■ Supplied material ■
======

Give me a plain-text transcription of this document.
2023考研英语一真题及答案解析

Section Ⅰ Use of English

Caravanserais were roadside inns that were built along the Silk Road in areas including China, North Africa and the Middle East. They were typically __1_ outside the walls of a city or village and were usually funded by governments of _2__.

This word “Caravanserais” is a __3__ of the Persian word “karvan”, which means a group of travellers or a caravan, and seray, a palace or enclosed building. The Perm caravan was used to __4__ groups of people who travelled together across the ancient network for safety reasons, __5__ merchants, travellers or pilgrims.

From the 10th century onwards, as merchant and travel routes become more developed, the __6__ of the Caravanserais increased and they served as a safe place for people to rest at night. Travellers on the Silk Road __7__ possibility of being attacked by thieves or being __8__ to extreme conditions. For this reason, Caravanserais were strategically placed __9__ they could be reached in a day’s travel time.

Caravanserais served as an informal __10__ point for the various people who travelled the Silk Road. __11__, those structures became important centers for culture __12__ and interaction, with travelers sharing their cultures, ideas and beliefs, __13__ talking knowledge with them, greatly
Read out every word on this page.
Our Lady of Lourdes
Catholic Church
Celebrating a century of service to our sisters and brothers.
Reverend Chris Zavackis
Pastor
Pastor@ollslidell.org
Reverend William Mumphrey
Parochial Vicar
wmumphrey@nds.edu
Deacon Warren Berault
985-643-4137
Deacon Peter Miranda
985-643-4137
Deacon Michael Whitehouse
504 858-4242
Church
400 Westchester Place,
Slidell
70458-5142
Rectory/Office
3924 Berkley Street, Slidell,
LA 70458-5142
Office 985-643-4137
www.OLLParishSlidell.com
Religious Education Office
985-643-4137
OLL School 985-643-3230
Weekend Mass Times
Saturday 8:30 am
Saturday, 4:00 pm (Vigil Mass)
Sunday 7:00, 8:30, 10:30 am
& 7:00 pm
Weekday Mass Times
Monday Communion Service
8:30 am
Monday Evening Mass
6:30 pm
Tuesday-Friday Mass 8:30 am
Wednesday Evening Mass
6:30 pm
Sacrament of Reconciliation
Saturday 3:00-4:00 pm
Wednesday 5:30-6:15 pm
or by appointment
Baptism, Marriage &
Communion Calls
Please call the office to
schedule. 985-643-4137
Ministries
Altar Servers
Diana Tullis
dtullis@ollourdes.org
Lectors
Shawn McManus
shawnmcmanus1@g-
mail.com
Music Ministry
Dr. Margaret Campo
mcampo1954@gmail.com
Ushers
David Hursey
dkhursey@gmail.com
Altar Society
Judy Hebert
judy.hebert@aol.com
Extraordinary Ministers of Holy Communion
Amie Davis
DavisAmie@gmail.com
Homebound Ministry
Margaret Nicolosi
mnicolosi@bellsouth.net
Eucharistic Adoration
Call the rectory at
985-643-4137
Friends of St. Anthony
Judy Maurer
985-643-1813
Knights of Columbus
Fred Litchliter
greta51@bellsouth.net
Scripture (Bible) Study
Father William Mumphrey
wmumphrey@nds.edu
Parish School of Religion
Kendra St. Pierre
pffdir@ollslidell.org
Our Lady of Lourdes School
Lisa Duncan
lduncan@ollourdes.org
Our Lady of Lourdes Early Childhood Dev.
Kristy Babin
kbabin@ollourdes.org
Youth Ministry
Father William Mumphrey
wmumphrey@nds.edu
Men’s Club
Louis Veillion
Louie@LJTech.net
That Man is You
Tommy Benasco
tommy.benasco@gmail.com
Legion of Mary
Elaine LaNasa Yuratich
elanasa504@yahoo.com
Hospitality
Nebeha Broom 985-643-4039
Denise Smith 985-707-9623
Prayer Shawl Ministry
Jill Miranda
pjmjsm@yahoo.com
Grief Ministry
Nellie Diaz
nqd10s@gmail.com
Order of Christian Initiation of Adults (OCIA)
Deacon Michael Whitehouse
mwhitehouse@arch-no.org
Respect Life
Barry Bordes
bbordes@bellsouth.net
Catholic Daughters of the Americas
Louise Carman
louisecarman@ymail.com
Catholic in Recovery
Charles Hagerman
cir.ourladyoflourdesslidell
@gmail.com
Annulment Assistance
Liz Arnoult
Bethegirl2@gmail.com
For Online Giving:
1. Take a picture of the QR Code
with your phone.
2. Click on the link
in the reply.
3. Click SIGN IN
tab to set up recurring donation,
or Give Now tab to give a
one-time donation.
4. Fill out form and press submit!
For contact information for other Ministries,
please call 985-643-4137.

======

■ Exercise directions ■
Where a line contains "Wednesday", copy that line.

■ Result ■
Wednesday Evening Mass
Wednesday 5:30-6:15 pm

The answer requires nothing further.